▶ **Short problem**:
Locate the lines where "Peak" occurs and copy them as they stand.

▶ **Data tied to figure images**:
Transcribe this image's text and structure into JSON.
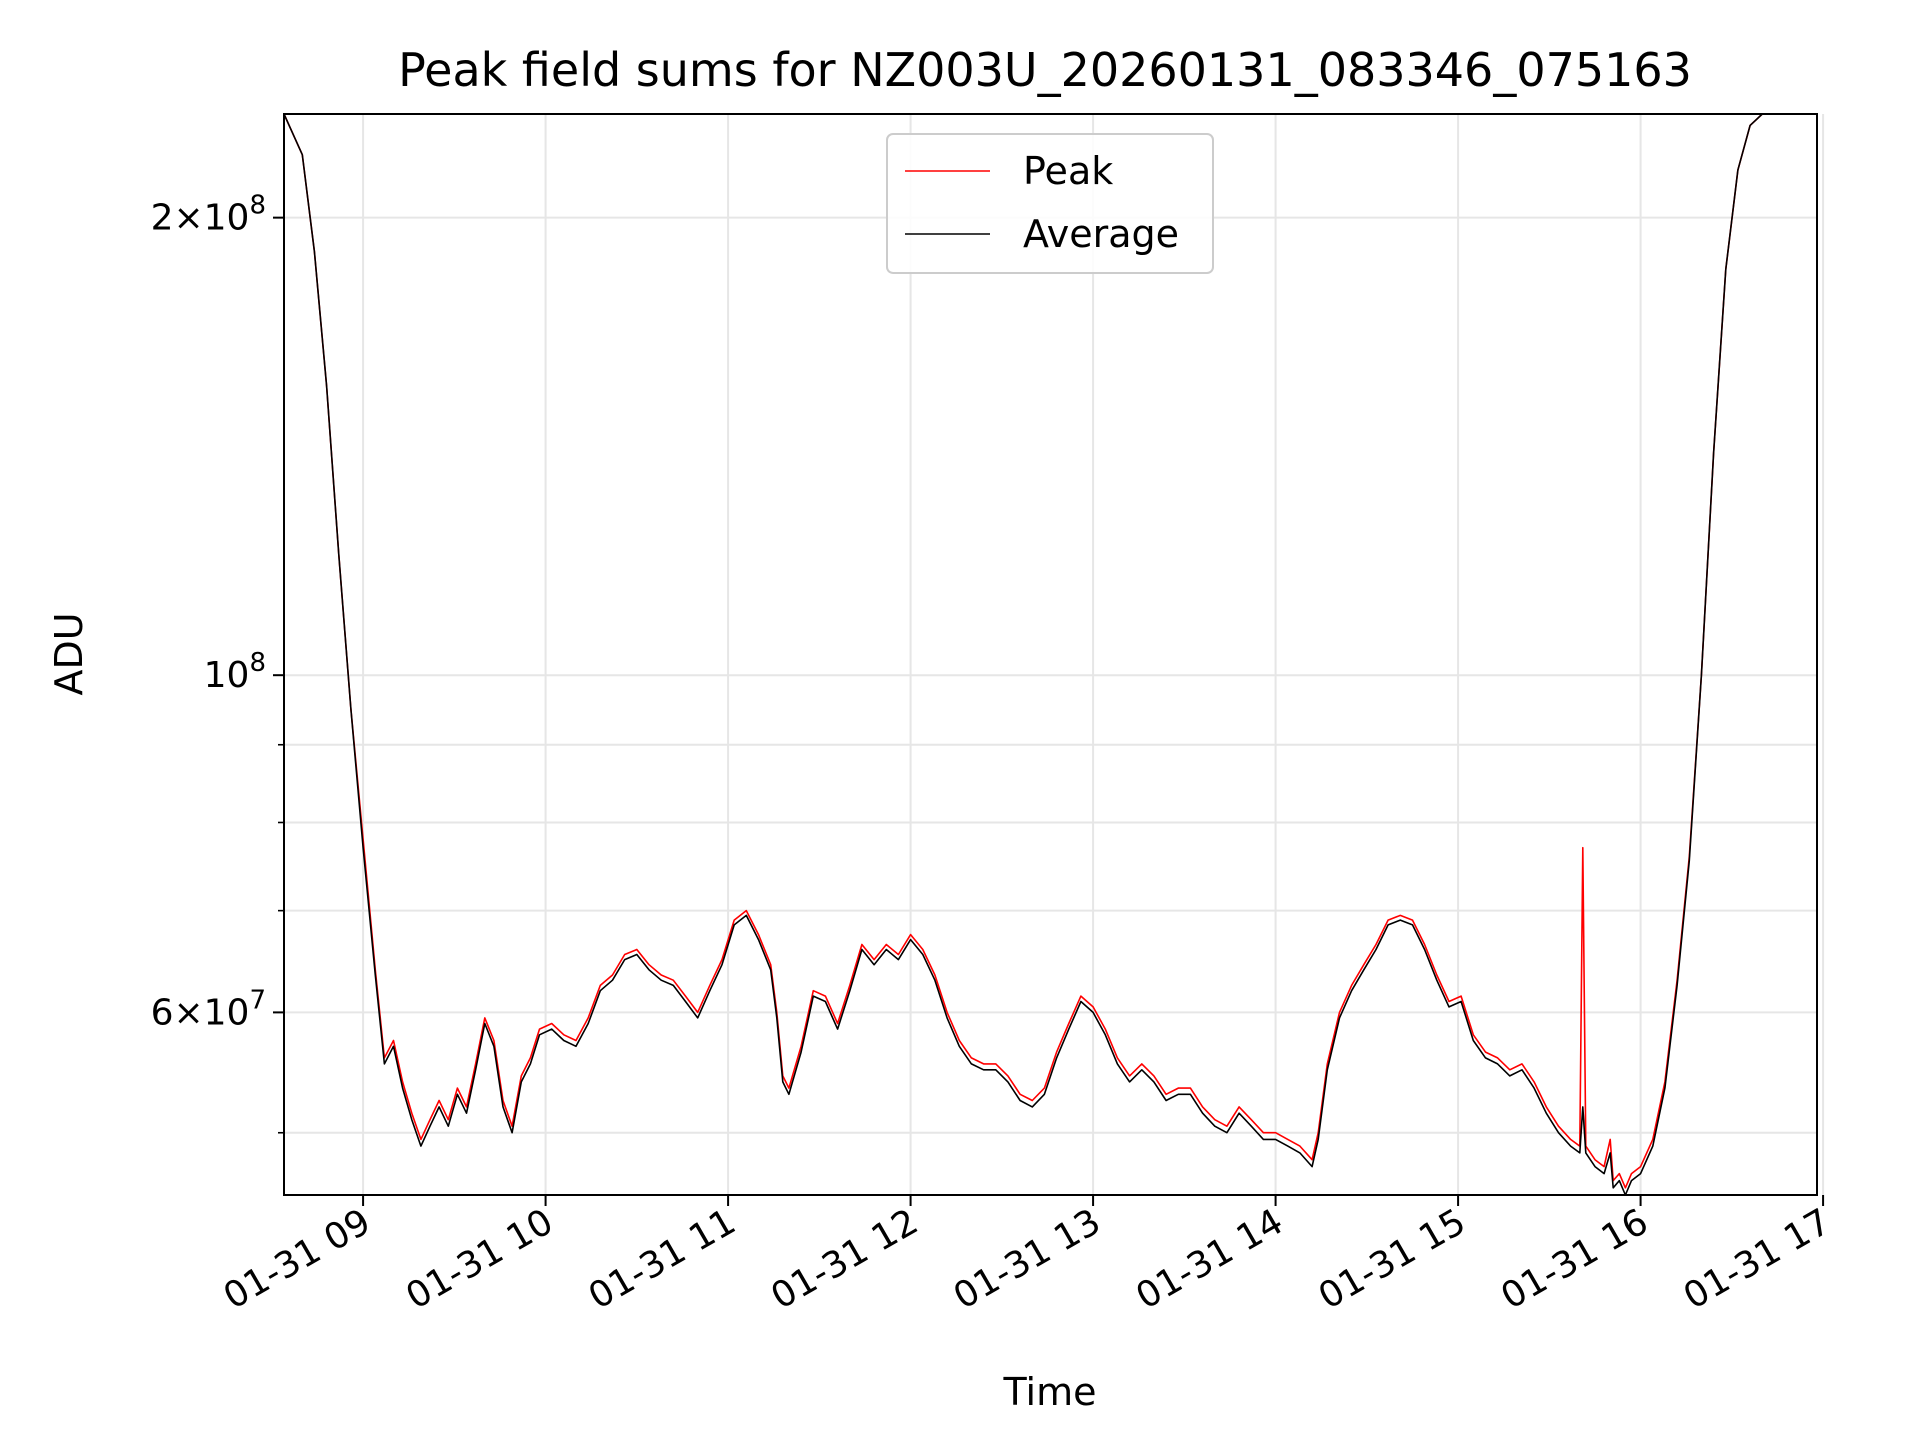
{
  "chart_data": {
    "type": "line",
    "title": "Peak field sums for NZ003U_20260131_083346_075163",
    "xlabel": "Time",
    "ylabel": "ADU",
    "y_scale": "log",
    "grid": true,
    "legend_position": "top-center",
    "x_range": [
      "01-31 08:34",
      "01-31 16:58"
    ],
    "ylim": [
      45500000,
      234000000
    ],
    "x_ticks": [
      "01-31 09",
      "01-31 10",
      "01-31 11",
      "01-31 12",
      "01-31 13",
      "01-31 14",
      "01-31 15",
      "01-31 16",
      "01-31 17"
    ],
    "y_major_ticks": [
      {
        "value": 200000000,
        "mantissa": "2",
        "exponent": "8"
      },
      {
        "value": 100000000,
        "mantissa": "",
        "exponent": "8"
      },
      {
        "value": 60000000,
        "mantissa": "6",
        "exponent": "7"
      }
    ],
    "y_minor_tick_values": [
      50000000,
      70000000,
      80000000,
      90000000
    ],
    "series": [
      {
        "name": "Peak",
        "color": "#ff0000",
        "points": [
          [
            "08:34",
            234000000
          ],
          [
            "08:40",
            220000000
          ],
          [
            "08:44",
            190000000
          ],
          [
            "08:48",
            155000000
          ],
          [
            "08:52",
            120000000
          ],
          [
            "08:56",
            95000000
          ],
          [
            "09:00",
            78000000
          ],
          [
            "09:04",
            64000000
          ],
          [
            "09:07",
            56000000
          ],
          [
            "09:10",
            57500000
          ],
          [
            "09:13",
            54000000
          ],
          [
            "09:16",
            51500000
          ],
          [
            "09:19",
            49500000
          ],
          [
            "09:22",
            51000000
          ],
          [
            "09:25",
            52500000
          ],
          [
            "09:28",
            51000000
          ],
          [
            "09:31",
            53500000
          ],
          [
            "09:34",
            52000000
          ],
          [
            "09:37",
            55500000
          ],
          [
            "09:40",
            59500000
          ],
          [
            "09:43",
            57500000
          ],
          [
            "09:46",
            52500000
          ],
          [
            "09:49",
            50500000
          ],
          [
            "09:52",
            54500000
          ],
          [
            "09:55",
            56000000
          ],
          [
            "09:58",
            58500000
          ],
          [
            "10:02",
            59000000
          ],
          [
            "10:06",
            58000000
          ],
          [
            "10:10",
            57500000
          ],
          [
            "10:14",
            59500000
          ],
          [
            "10:18",
            62500000
          ],
          [
            "10:22",
            63500000
          ],
          [
            "10:26",
            65500000
          ],
          [
            "10:30",
            66000000
          ],
          [
            "10:34",
            64500000
          ],
          [
            "10:38",
            63500000
          ],
          [
            "10:42",
            63000000
          ],
          [
            "10:46",
            61500000
          ],
          [
            "10:50",
            60000000
          ],
          [
            "10:54",
            62500000
          ],
          [
            "10:58",
            65000000
          ],
          [
            "11:02",
            69000000
          ],
          [
            "11:06",
            70000000
          ],
          [
            "11:10",
            67500000
          ],
          [
            "11:14",
            64500000
          ],
          [
            "11:16",
            60000000
          ],
          [
            "11:18",
            54500000
          ],
          [
            "11:20",
            53500000
          ],
          [
            "11:24",
            57000000
          ],
          [
            "11:28",
            62000000
          ],
          [
            "11:32",
            61500000
          ],
          [
            "11:36",
            59000000
          ],
          [
            "11:40",
            62500000
          ],
          [
            "11:44",
            66500000
          ],
          [
            "11:48",
            65000000
          ],
          [
            "11:52",
            66500000
          ],
          [
            "11:56",
            65500000
          ],
          [
            "12:00",
            67500000
          ],
          [
            "12:04",
            66000000
          ],
          [
            "12:08",
            63500000
          ],
          [
            "12:12",
            60000000
          ],
          [
            "12:16",
            57500000
          ],
          [
            "12:20",
            56000000
          ],
          [
            "12:24",
            55500000
          ],
          [
            "12:28",
            55500000
          ],
          [
            "12:32",
            54500000
          ],
          [
            "12:36",
            53000000
          ],
          [
            "12:40",
            52500000
          ],
          [
            "12:44",
            53500000
          ],
          [
            "12:48",
            56500000
          ],
          [
            "12:52",
            59000000
          ],
          [
            "12:56",
            61500000
          ],
          [
            "13:00",
            60500000
          ],
          [
            "13:04",
            58500000
          ],
          [
            "13:08",
            56000000
          ],
          [
            "13:12",
            54500000
          ],
          [
            "13:16",
            55500000
          ],
          [
            "13:20",
            54500000
          ],
          [
            "13:24",
            53000000
          ],
          [
            "13:28",
            53500000
          ],
          [
            "13:32",
            53500000
          ],
          [
            "13:36",
            52000000
          ],
          [
            "13:40",
            51000000
          ],
          [
            "13:44",
            50500000
          ],
          [
            "13:48",
            52000000
          ],
          [
            "13:52",
            51000000
          ],
          [
            "13:56",
            50000000
          ],
          [
            "14:00",
            50000000
          ],
          [
            "14:04",
            49500000
          ],
          [
            "14:08",
            49000000
          ],
          [
            "14:12",
            48000000
          ],
          [
            "14:14",
            50000000
          ],
          [
            "14:17",
            55500000
          ],
          [
            "14:21",
            60000000
          ],
          [
            "14:25",
            62500000
          ],
          [
            "14:29",
            64500000
          ],
          [
            "14:33",
            66500000
          ],
          [
            "14:37",
            69000000
          ],
          [
            "14:41",
            69500000
          ],
          [
            "14:45",
            69000000
          ],
          [
            "14:49",
            66500000
          ],
          [
            "14:53",
            63500000
          ],
          [
            "14:57",
            61000000
          ],
          [
            "15:01",
            61500000
          ],
          [
            "15:05",
            58000000
          ],
          [
            "15:09",
            56500000
          ],
          [
            "15:13",
            56000000
          ],
          [
            "15:17",
            55000000
          ],
          [
            "15:21",
            55500000
          ],
          [
            "15:25",
            54000000
          ],
          [
            "15:29",
            52000000
          ],
          [
            "15:33",
            50500000
          ],
          [
            "15:37",
            49500000
          ],
          [
            "15:40",
            49000000
          ],
          [
            "15:41",
            77000000
          ],
          [
            "15:42",
            49000000
          ],
          [
            "15:45",
            48000000
          ],
          [
            "15:48",
            47500000
          ],
          [
            "15:50",
            49500000
          ],
          [
            "15:51",
            46500000
          ],
          [
            "15:53",
            47000000
          ],
          [
            "15:55",
            46000000
          ],
          [
            "15:57",
            47000000
          ],
          [
            "16:00",
            47500000
          ],
          [
            "16:04",
            49500000
          ],
          [
            "16:08",
            54000000
          ],
          [
            "16:12",
            63000000
          ],
          [
            "16:16",
            76000000
          ],
          [
            "16:20",
            100000000
          ],
          [
            "16:24",
            140000000
          ],
          [
            "16:28",
            185000000
          ],
          [
            "16:32",
            215000000
          ],
          [
            "16:36",
            230000000
          ],
          [
            "16:40",
            234000000
          ]
        ]
      },
      {
        "name": "Average",
        "color": "#000000",
        "points": [
          [
            "08:34",
            234000000
          ],
          [
            "08:40",
            220000000
          ],
          [
            "08:44",
            190000000
          ],
          [
            "08:48",
            155000000
          ],
          [
            "08:52",
            120000000
          ],
          [
            "08:56",
            95000000
          ],
          [
            "09:00",
            77000000
          ],
          [
            "09:04",
            63500000
          ],
          [
            "09:07",
            55500000
          ],
          [
            "09:10",
            57000000
          ],
          [
            "09:13",
            53500000
          ],
          [
            "09:16",
            51000000
          ],
          [
            "09:19",
            49000000
          ],
          [
            "09:22",
            50500000
          ],
          [
            "09:25",
            52000000
          ],
          [
            "09:28",
            50500000
          ],
          [
            "09:31",
            53000000
          ],
          [
            "09:34",
            51500000
          ],
          [
            "09:37",
            55000000
          ],
          [
            "09:40",
            59000000
          ],
          [
            "09:43",
            57000000
          ],
          [
            "09:46",
            52000000
          ],
          [
            "09:49",
            50000000
          ],
          [
            "09:52",
            54000000
          ],
          [
            "09:55",
            55500000
          ],
          [
            "09:58",
            58000000
          ],
          [
            "10:02",
            58500000
          ],
          [
            "10:06",
            57500000
          ],
          [
            "10:10",
            57000000
          ],
          [
            "10:14",
            59000000
          ],
          [
            "10:18",
            62000000
          ],
          [
            "10:22",
            63000000
          ],
          [
            "10:26",
            65000000
          ],
          [
            "10:30",
            65500000
          ],
          [
            "10:34",
            64000000
          ],
          [
            "10:38",
            63000000
          ],
          [
            "10:42",
            62500000
          ],
          [
            "10:46",
            61000000
          ],
          [
            "10:50",
            59500000
          ],
          [
            "10:54",
            62000000
          ],
          [
            "10:58",
            64500000
          ],
          [
            "11:02",
            68500000
          ],
          [
            "11:06",
            69500000
          ],
          [
            "11:10",
            67000000
          ],
          [
            "11:14",
            64000000
          ],
          [
            "11:16",
            59500000
          ],
          [
            "11:18",
            54000000
          ],
          [
            "11:20",
            53000000
          ],
          [
            "11:24",
            56500000
          ],
          [
            "11:28",
            61500000
          ],
          [
            "11:32",
            61000000
          ],
          [
            "11:36",
            58500000
          ],
          [
            "11:40",
            62000000
          ],
          [
            "11:44",
            66000000
          ],
          [
            "11:48",
            64500000
          ],
          [
            "11:52",
            66000000
          ],
          [
            "11:56",
            65000000
          ],
          [
            "12:00",
            67000000
          ],
          [
            "12:04",
            65500000
          ],
          [
            "12:08",
            63000000
          ],
          [
            "12:12",
            59500000
          ],
          [
            "12:16",
            57000000
          ],
          [
            "12:20",
            55500000
          ],
          [
            "12:24",
            55000000
          ],
          [
            "12:28",
            55000000
          ],
          [
            "12:32",
            54000000
          ],
          [
            "12:36",
            52500000
          ],
          [
            "12:40",
            52000000
          ],
          [
            "12:44",
            53000000
          ],
          [
            "12:48",
            56000000
          ],
          [
            "12:52",
            58500000
          ],
          [
            "12:56",
            61000000
          ],
          [
            "13:00",
            60000000
          ],
          [
            "13:04",
            58000000
          ],
          [
            "13:08",
            55500000
          ],
          [
            "13:12",
            54000000
          ],
          [
            "13:16",
            55000000
          ],
          [
            "13:20",
            54000000
          ],
          [
            "13:24",
            52500000
          ],
          [
            "13:28",
            53000000
          ],
          [
            "13:32",
            53000000
          ],
          [
            "13:36",
            51500000
          ],
          [
            "13:40",
            50500000
          ],
          [
            "13:44",
            50000000
          ],
          [
            "13:48",
            51500000
          ],
          [
            "13:52",
            50500000
          ],
          [
            "13:56",
            49500000
          ],
          [
            "14:00",
            49500000
          ],
          [
            "14:04",
            49000000
          ],
          [
            "14:08",
            48500000
          ],
          [
            "14:12",
            47500000
          ],
          [
            "14:14",
            49500000
          ],
          [
            "14:17",
            55000000
          ],
          [
            "14:21",
            59500000
          ],
          [
            "14:25",
            62000000
          ],
          [
            "14:29",
            64000000
          ],
          [
            "14:33",
            66000000
          ],
          [
            "14:37",
            68500000
          ],
          [
            "14:41",
            69000000
          ],
          [
            "14:45",
            68500000
          ],
          [
            "14:49",
            66000000
          ],
          [
            "14:53",
            63000000
          ],
          [
            "14:57",
            60500000
          ],
          [
            "15:01",
            61000000
          ],
          [
            "15:05",
            57500000
          ],
          [
            "15:09",
            56000000
          ],
          [
            "15:13",
            55500000
          ],
          [
            "15:17",
            54500000
          ],
          [
            "15:21",
            55000000
          ],
          [
            "15:25",
            53500000
          ],
          [
            "15:29",
            51500000
          ],
          [
            "15:33",
            50000000
          ],
          [
            "15:37",
            49000000
          ],
          [
            "15:40",
            48500000
          ],
          [
            "15:41",
            52000000
          ],
          [
            "15:42",
            48500000
          ],
          [
            "15:45",
            47500000
          ],
          [
            "15:48",
            47000000
          ],
          [
            "15:50",
            48500000
          ],
          [
            "15:51",
            46000000
          ],
          [
            "15:53",
            46500000
          ],
          [
            "15:55",
            45500000
          ],
          [
            "15:57",
            46500000
          ],
          [
            "16:00",
            47000000
          ],
          [
            "16:04",
            49000000
          ],
          [
            "16:08",
            53500000
          ],
          [
            "16:12",
            62500000
          ],
          [
            "16:16",
            75500000
          ],
          [
            "16:20",
            100000000
          ],
          [
            "16:24",
            140000000
          ],
          [
            "16:28",
            185000000
          ],
          [
            "16:32",
            215000000
          ],
          [
            "16:36",
            230000000
          ],
          [
            "16:40",
            234000000
          ]
        ]
      }
    ]
  }
}
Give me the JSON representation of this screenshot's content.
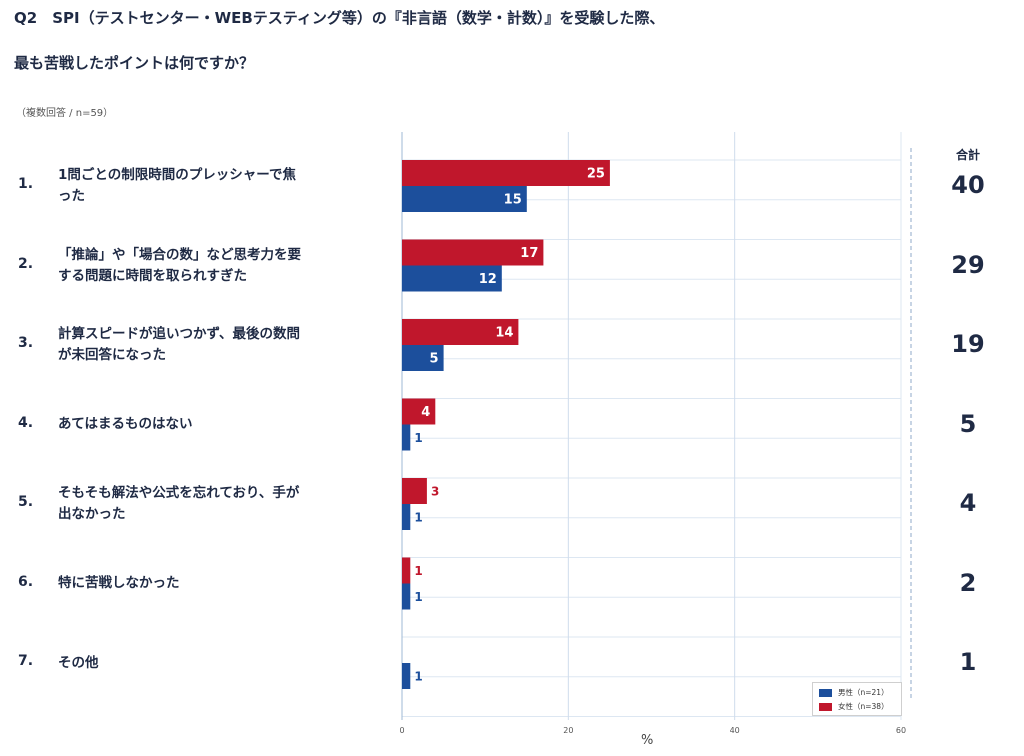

▶ **Solution for this problem**:
    "title": "Peak field sums for NZ003U_20260131_083346_075163",
        "name": "Peak",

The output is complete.